**TO BE DONE**
Copy, from the entries below, each line where the word "thúc" can be found.

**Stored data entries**
========================================
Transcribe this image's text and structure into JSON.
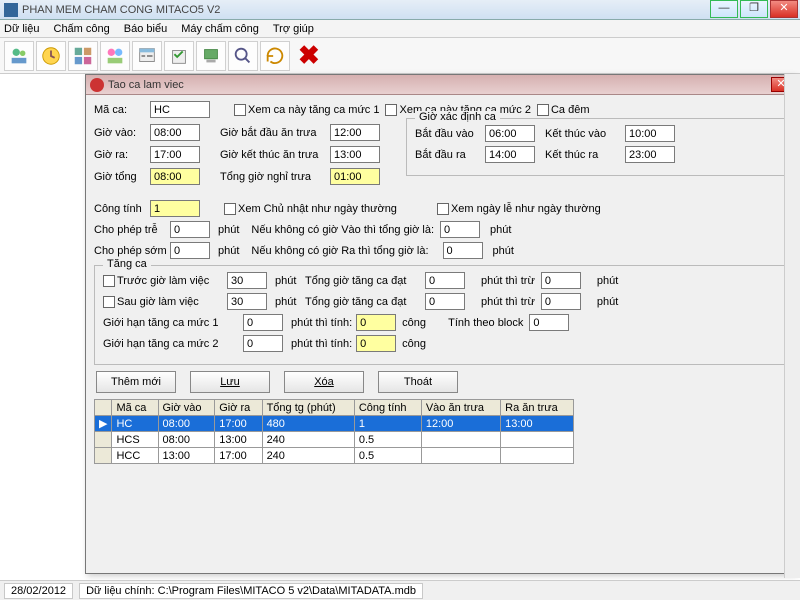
{
  "window": {
    "title": "PHAN MEM CHAM CONG MITACO5 V2"
  },
  "menu": {
    "items": [
      "Dữ liệu",
      "Chấm công",
      "Báo biểu",
      "Máy chấm công",
      "Trợ giúp"
    ]
  },
  "dialog": {
    "title": "Tao ca lam viec"
  },
  "fields": {
    "ma_ca_label": "Mã ca:",
    "ma_ca": "HC",
    "gio_vao_label": "Giờ vào:",
    "gio_vao": "08:00",
    "gio_ra_label": "Giờ ra:",
    "gio_ra": "17:00",
    "gio_tong_label": "Giờ tổng",
    "gio_tong": "08:00",
    "cong_tinh_label": "Công tính",
    "cong_tinh": "1",
    "gio_bd_an_label": "Giờ bắt đầu ăn trưa",
    "gio_bd_an": "12:00",
    "gio_kt_an_label": "Giờ kết thúc ăn trưa",
    "gio_kt_an": "13:00",
    "tong_gio_nghi_label": "Tổng giờ nghỉ trưa",
    "tong_gio_nghi": "01:00",
    "xem_tc1": "Xem ca này tăng ca mức 1",
    "xem_tc2": "Xem ca này tăng ca mức 2",
    "ca_dem": "Ca đêm",
    "xem_cn": "Xem Chủ nhật như ngày thường",
    "xem_le": "Xem ngày lễ như ngày thường",
    "cho_phep_tre_label": "Cho phép trễ",
    "cho_phep_tre": "0",
    "cho_phep_som_label": "Cho phép sớm",
    "cho_phep_som": "0",
    "phut": "phút",
    "khong_vao": "Nếu không có giờ Vào thì tổng giờ là:",
    "khong_vao_v": "0",
    "khong_ra": "Nếu không có giờ Ra thì tổng giờ là:",
    "khong_ra_v": "0"
  },
  "xacdinh": {
    "legend": "Giờ xác định ca",
    "bd_vao_label": "Bắt đầu vào",
    "bd_vao": "06:00",
    "kt_vao_label": "Kết thúc vào",
    "kt_vao": "10:00",
    "bd_ra_label": "Bắt đầu ra",
    "bd_ra": "14:00",
    "kt_ra_label": "Kết thúc ra",
    "kt_ra": "23:00"
  },
  "tangca": {
    "legend": "Tăng ca",
    "truoc_label": "Trước giờ làm việc",
    "truoc": "30",
    "sau_label": "Sau giờ làm việc",
    "sau": "30",
    "phut": "phút",
    "tong_dat_label": "Tổng giờ tăng ca đạt",
    "tong_dat1": "0",
    "tong_dat2": "0",
    "phut_thi_tru": "phút thì trừ",
    "tru1": "0",
    "tru2": "0",
    "gh1_label": "Giới hạn tăng  ca mức 1",
    "gh1": "0",
    "gh2_label": "Giới hạn tăng ca mức 2",
    "gh2": "0",
    "phut_thi_tinh": "phút thì tính:",
    "tinh1": "0",
    "tinh2": "0",
    "cong": "công",
    "block_label": "Tính theo block",
    "block": "0"
  },
  "buttons": {
    "them": "Thêm mới",
    "luu": "Lưu",
    "xoa": "Xóa",
    "thoat": "Thoát"
  },
  "table": {
    "headers": [
      "Mã ca",
      "Giờ vào",
      "Giờ ra",
      "Tổng tg (phút)",
      "Công tính",
      "Vào ăn trưa",
      "Ra ăn trưa"
    ],
    "rows": [
      {
        "sel": true,
        "cells": [
          "HC",
          "08:00",
          "17:00",
          "480",
          "1",
          "12:00",
          "13:00"
        ]
      },
      {
        "sel": false,
        "cells": [
          "HCS",
          "08:00",
          "13:00",
          "240",
          "0.5",
          "",
          ""
        ]
      },
      {
        "sel": false,
        "cells": [
          "HCC",
          "13:00",
          "17:00",
          "240",
          "0.5",
          "",
          ""
        ]
      }
    ]
  },
  "status": {
    "date": "28/02/2012",
    "path": "Dữ liệu chính: C:\\Program Files\\MITACO 5 v2\\Data\\MITADATA.mdb"
  }
}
========================================
**ANSWER TO THE EXERCISE**
    "gio_kt_an_label": "Giờ kết thúc ăn trưa",
    "kt_vao_label": "Kết thúc vào",
    "kt_ra_label": "Kết thúc ra",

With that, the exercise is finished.